OBJECTIVE: Are you able to quote each entry exactly as written?

DATA LISTING:
______
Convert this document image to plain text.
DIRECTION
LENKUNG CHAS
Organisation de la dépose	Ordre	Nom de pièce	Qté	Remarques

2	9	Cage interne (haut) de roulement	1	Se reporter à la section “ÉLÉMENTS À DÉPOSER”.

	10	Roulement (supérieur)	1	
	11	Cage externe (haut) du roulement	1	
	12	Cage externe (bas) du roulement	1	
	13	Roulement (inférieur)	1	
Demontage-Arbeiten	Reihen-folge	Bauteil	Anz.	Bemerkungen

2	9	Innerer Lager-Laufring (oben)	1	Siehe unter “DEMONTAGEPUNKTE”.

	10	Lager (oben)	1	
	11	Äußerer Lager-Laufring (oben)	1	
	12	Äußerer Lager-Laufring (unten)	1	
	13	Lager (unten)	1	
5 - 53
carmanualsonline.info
______
RESULT:
Convert this document image to plain text.
DIRECTION
LENKUNG CHAS
Organisation de la dépose	Ordre	Nom de pièce	Qté	Remarques

2	9	Cage interne (haut) de roulement	1	Se reporter à la section “ÉLÉMENTS À DÉPOSER”.

	10	Roulement (supérieur)	1	
	11	Cage externe (haut) du roulement	1	
	12	Cage externe (bas) du roulement	1	
	13	Roulement (inférieur)	1	
Demontage-Arbeiten	Reihen-folge	Bauteil	Anz.	Bemerkungen

2	9	Innerer Lager-Laufring (oben)	1	Siehe unter “DEMONTAGEPUNKTE”.

	10	Lager (oben)	1	
	11	Äußerer Lager-Laufring (oben)	1	
	12	Äußerer Lager-Laufring (unten)	1	
	13	Lager (unten)	1	
5 - 53
carmanualsonline.info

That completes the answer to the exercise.